[Items from a figure collection]
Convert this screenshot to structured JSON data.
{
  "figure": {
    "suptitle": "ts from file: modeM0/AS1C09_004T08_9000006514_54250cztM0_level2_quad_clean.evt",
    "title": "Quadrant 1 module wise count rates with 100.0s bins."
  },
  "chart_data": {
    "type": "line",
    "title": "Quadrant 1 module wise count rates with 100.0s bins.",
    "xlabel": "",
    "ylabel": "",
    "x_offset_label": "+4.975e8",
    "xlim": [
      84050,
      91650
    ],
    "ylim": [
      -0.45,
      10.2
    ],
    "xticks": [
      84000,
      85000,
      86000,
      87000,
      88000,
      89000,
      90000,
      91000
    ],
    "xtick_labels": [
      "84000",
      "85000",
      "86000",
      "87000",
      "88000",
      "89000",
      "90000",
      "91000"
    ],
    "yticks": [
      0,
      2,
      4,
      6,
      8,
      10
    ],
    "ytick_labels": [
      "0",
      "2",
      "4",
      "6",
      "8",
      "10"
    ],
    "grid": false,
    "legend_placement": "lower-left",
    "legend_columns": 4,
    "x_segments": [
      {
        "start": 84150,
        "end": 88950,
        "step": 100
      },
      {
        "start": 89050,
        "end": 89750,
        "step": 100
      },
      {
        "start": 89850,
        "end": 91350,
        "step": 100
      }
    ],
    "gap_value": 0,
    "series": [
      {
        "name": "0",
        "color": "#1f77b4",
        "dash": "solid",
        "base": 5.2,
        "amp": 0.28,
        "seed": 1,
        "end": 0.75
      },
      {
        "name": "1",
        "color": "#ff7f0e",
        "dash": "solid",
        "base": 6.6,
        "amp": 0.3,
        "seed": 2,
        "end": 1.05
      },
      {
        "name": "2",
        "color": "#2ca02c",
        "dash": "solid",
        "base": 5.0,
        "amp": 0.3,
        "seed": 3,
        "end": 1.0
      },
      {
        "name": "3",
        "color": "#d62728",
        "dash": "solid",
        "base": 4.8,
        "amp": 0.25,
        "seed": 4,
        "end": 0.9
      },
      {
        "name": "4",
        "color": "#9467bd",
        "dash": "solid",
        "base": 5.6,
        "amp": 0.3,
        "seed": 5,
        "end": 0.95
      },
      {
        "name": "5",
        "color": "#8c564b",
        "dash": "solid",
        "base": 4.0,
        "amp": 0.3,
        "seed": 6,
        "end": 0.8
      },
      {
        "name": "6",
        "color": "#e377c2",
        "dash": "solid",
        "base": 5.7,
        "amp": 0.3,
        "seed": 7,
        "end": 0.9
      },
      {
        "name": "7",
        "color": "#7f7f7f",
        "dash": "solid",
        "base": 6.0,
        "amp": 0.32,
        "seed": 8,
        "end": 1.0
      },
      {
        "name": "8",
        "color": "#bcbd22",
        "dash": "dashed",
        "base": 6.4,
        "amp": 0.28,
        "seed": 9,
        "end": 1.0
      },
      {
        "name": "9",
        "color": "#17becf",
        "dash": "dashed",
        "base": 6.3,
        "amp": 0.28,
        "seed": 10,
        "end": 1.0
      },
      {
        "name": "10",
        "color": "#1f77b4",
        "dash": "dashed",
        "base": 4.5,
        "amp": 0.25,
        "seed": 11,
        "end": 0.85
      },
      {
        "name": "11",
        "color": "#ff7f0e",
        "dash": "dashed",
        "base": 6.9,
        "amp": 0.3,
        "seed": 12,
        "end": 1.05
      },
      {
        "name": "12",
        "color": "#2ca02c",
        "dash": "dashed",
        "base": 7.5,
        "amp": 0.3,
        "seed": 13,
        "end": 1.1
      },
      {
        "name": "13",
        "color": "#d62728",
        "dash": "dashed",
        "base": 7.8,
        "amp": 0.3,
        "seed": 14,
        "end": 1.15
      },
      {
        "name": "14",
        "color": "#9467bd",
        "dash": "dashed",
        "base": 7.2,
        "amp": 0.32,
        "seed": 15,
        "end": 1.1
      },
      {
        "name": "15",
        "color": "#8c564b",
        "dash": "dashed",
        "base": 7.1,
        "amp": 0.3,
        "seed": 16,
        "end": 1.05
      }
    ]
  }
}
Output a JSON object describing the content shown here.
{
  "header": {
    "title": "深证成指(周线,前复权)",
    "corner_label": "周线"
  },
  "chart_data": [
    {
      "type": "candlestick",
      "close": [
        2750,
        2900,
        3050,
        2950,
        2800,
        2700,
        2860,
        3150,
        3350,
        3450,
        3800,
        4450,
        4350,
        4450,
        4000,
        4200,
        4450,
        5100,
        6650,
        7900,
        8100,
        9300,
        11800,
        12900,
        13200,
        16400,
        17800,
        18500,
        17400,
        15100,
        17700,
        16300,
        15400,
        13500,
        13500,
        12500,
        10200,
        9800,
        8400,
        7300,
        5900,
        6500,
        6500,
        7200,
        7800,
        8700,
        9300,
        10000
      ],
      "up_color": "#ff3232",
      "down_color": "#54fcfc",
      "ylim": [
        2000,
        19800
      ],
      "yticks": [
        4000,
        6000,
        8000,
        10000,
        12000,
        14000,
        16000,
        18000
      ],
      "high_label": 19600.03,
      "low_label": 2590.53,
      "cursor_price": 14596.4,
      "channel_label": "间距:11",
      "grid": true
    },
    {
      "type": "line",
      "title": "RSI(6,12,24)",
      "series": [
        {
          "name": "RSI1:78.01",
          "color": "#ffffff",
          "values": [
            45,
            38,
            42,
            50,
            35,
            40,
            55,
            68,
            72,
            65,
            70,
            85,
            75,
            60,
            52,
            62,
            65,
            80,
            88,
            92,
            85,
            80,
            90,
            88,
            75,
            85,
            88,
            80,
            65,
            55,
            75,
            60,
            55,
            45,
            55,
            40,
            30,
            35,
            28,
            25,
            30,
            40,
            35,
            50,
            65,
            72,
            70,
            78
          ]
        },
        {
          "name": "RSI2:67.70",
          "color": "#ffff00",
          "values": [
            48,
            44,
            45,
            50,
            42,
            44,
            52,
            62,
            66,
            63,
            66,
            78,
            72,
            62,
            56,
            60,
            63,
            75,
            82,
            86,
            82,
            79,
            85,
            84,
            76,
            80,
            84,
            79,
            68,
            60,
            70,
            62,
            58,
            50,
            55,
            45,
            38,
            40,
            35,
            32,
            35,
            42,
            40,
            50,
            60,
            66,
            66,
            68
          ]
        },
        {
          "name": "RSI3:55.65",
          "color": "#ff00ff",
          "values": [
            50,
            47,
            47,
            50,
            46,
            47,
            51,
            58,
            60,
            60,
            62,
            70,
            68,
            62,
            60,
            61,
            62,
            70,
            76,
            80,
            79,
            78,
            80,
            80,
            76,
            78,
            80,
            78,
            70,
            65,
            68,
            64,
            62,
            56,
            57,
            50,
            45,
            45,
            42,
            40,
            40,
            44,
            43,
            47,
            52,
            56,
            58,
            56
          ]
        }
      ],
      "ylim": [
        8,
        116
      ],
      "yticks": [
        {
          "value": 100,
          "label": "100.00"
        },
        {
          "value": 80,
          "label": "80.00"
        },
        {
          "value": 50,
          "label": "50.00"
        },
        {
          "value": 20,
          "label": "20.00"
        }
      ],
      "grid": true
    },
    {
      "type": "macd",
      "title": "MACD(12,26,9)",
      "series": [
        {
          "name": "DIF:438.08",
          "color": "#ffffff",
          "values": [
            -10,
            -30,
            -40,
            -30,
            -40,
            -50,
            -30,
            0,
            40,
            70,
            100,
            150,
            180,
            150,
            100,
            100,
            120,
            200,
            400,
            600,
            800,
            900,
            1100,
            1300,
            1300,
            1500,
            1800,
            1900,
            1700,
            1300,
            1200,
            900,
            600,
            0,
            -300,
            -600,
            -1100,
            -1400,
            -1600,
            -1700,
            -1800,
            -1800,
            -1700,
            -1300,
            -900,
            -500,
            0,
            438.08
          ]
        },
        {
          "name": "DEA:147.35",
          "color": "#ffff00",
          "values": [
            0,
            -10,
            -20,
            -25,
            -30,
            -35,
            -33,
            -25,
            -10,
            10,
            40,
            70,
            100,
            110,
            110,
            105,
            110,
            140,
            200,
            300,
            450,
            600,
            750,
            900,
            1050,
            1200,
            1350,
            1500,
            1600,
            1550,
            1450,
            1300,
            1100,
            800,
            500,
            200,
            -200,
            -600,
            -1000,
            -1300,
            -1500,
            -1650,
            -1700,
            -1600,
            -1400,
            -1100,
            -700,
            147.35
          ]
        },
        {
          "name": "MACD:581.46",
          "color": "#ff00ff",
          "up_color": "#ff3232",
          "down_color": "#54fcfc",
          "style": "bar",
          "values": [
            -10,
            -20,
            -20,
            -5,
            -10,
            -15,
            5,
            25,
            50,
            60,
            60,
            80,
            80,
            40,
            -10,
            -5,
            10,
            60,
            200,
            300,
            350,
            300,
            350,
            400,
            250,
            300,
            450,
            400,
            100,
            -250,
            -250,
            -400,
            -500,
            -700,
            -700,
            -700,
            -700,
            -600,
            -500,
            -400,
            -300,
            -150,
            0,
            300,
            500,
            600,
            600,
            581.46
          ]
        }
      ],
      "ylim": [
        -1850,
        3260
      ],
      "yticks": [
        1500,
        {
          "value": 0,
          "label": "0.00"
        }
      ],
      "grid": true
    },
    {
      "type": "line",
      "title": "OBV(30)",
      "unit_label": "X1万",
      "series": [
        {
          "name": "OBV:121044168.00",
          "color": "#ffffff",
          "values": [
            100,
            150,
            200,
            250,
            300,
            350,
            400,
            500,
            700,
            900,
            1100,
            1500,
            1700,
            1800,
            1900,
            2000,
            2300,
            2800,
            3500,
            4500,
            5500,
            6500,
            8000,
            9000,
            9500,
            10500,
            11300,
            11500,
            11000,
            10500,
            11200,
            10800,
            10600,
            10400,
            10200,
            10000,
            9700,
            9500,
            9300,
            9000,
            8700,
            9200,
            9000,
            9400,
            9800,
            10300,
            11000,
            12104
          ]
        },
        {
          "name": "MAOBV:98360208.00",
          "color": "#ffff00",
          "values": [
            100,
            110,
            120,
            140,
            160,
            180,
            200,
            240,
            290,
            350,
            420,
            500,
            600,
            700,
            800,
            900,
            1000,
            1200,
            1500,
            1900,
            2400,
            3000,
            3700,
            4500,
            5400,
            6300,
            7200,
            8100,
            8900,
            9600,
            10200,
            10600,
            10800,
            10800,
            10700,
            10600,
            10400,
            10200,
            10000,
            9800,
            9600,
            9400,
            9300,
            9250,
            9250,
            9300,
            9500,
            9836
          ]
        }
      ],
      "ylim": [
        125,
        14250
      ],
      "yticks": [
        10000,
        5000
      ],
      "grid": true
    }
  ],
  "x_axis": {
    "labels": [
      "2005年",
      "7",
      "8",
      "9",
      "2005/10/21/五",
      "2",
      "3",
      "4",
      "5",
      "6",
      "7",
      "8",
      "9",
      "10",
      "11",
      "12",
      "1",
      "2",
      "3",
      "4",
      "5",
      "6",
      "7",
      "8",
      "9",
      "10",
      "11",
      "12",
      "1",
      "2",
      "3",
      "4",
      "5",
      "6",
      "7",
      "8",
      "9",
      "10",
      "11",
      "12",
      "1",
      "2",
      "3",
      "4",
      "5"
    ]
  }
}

§ **Task objective**: In the entries above, identify every line with the word "start". Copy those lines.

§ **Response for this exercise**:
        "start": 84150,
        "start": 89050,
        "start": 89850,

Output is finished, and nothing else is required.